TÂCHES À RÉALISER
A – Répondez à ces questions sur l'article consacré à la pénurie de préservatifs au Venezuela :
(i) Quel rang occupe le Venezuela parmi les pays d'Amérique latine les plus touchés par le sida ?
(ii) Dans quelle ville travaille le pharmacien Luis Acuna ?
(iii) Quel taux annuel d'inflation est indiqué pour le pays ?
B – Reprenez l'article sur la pénurie de préservatifs au Venezuela et poursuivez-le à partir de sa dernière phrase.

SEGMENT DE TEXTE

═══

BFMTV

Venezuela: une pénurie de préservatifs fait exploser les prix

Des Vénézuéliens font la queue devant une pharmacie, alors que le pays fait face à une pénurie de produits.

Des Vénézuéliens font la queue devant une pharmacie, alors que le pays fait face à une pénurie de produits. - Federico Parra - AFP

Mis à mal par la baisse des revenus du pétrole, le Venezuela peine à importer certains produits de première nécessité, comme les préservatifs. Les autorités s'inquiètent d'une recrudescence de l'épidémie de sida.

Le Venezuela est le troisième pays d'Amérique latine le plus touché par le sida. Pourtant, les préservatifs sont devenus un produit extrêmement rare et cher. La situation économique du pays est telle en effet que le prix d'un "condón" peut atteindre les 20 euros l'unité.

Luis Acuna, pharmacien à Caracas, témoigne de cette pénurie, qui contribue à la flambée des prix. "Nous ne sommes plus livrés. D'habitude, cette étagère est remplie, mais aujourd'hui, voici tout ce qu'il nous reste", regrette le pharmacien en montrant une poignée de quelques préservatifs. La situation est la même dans les hôpitaux, les supermarchés, et les autres officines: plus personne n'est approvisionné.

Car comme beaucoup d'autres produits au Venezuela, les préservatifs sont importés, notamment des Etats-Unis. Le pays base toute son économie sur le pétrole, et avec la baisse des revenus de l'or noir, les importations de produits sont mises à mal, et l'inflation affiche le taux record de 64% par an. Conséquence, le "condón" est devenu un produit de luxe. Une situation qu'avait connu Cuba en mai dernier.

═══

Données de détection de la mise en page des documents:
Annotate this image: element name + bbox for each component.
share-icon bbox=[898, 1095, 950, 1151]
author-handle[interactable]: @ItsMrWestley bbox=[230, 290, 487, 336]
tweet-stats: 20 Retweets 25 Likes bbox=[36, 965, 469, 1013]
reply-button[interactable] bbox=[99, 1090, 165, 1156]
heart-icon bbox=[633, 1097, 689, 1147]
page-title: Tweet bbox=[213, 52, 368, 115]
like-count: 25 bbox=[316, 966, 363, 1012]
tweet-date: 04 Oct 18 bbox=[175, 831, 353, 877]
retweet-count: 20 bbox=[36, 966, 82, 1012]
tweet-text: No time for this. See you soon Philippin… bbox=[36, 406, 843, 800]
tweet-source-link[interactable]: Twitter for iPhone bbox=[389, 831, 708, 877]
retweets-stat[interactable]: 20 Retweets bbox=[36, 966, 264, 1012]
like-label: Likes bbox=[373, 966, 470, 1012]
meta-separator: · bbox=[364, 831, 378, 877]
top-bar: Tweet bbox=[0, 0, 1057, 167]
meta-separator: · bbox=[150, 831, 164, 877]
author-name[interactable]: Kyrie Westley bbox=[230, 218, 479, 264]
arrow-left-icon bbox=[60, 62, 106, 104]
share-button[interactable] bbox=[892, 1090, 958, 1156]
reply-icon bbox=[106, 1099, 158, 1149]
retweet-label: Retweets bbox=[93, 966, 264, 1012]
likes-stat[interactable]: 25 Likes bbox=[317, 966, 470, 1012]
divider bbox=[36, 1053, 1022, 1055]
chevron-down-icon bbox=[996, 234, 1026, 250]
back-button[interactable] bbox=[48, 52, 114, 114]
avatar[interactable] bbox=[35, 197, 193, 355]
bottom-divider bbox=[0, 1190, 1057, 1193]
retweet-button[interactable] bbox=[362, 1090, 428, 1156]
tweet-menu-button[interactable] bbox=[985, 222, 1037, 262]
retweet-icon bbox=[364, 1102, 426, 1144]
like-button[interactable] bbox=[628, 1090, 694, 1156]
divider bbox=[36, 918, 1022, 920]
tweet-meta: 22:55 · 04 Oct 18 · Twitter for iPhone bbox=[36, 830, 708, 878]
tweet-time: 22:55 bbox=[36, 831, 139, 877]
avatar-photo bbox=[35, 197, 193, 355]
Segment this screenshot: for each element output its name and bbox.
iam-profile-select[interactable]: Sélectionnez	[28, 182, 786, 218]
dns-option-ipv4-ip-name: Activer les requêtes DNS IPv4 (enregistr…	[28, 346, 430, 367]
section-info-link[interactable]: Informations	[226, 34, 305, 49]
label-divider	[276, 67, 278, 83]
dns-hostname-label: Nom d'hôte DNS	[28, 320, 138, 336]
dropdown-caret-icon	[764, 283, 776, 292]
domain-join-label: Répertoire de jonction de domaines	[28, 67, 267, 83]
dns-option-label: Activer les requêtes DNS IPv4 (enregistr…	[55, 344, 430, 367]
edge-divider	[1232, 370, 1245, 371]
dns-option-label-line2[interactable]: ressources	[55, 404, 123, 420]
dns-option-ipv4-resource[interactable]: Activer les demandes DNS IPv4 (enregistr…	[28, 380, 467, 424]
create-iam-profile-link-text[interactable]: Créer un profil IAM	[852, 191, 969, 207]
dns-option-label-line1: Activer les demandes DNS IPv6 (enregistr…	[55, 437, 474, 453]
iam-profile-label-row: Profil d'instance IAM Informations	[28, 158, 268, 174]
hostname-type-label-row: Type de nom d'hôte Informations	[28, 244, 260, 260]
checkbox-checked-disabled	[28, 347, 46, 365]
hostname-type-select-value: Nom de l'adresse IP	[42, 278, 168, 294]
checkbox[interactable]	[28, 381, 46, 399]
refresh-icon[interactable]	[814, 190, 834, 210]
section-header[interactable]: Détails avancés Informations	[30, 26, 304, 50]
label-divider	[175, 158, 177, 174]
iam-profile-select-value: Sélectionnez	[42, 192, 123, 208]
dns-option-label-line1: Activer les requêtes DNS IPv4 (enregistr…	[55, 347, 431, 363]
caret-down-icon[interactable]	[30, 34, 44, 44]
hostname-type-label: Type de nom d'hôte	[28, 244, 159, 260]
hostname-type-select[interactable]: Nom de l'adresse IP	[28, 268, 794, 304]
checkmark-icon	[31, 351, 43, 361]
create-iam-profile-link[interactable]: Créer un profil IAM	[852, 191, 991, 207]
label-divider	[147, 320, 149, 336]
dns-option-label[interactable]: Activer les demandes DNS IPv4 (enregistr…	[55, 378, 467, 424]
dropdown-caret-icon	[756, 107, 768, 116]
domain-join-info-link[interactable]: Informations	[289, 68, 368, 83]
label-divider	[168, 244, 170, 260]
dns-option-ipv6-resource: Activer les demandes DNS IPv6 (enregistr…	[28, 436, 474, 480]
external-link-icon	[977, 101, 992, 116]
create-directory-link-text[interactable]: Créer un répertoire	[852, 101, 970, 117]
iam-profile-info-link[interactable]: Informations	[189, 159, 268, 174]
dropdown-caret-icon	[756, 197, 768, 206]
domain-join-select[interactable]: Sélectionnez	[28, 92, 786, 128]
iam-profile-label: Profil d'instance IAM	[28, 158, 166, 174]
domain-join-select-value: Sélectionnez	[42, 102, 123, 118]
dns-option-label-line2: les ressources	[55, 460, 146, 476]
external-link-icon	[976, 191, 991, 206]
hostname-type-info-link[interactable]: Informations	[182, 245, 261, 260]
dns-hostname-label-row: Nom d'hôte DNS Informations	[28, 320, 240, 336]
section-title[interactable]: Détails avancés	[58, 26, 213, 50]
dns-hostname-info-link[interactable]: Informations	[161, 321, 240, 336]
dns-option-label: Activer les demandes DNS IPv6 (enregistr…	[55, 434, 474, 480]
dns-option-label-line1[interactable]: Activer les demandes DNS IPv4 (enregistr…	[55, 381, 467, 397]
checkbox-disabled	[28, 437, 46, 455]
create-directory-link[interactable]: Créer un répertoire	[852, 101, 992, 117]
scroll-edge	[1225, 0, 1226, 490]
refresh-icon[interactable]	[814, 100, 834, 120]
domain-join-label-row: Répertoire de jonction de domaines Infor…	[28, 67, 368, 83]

═══

RÉPONSES AUX TÂCHES
A –
(i) Le troisième rang.
(ii) Caracas.
(iii) 64 % par an.

B –
Une boîte vendue 660 euros

La boîte de préservatifs peut atteindre des prix rocambolesques, comme le fait remarquer Bloomberg, qui a repéré cette annonce sur "Mercado Libre", site de vente en ligne: une boîte de 40 "preservativos" vendue 4.760 bolivars, soit 667 euros. Avec un salaire moyen de 5.600 bolivars, soit 785 euros, le produit, en plus d'être rare, est hors de portée de la majorité des bourses. 

"Le fait qu’il n’y ait plus de préservatifs sur le marché provoque une situation problématique. Les gens n’ont plus de moyens de protection contre les maladies sexuellement transmissibles. Mais ils n’ont également plus de méthode de contraception. Ils doivent se tourner vers d’autres méthodes, par forcément très disponibles non plus", explique Magdimar Leon, responsable de l'ONG Avesa, qui défend le droit des femmes et travaille à l'éducation sexuelle des habitants. Une situation dramatique sur le plan sanitaire, pour un pays très touché par le sida et les grossesses adolescentes non désirées.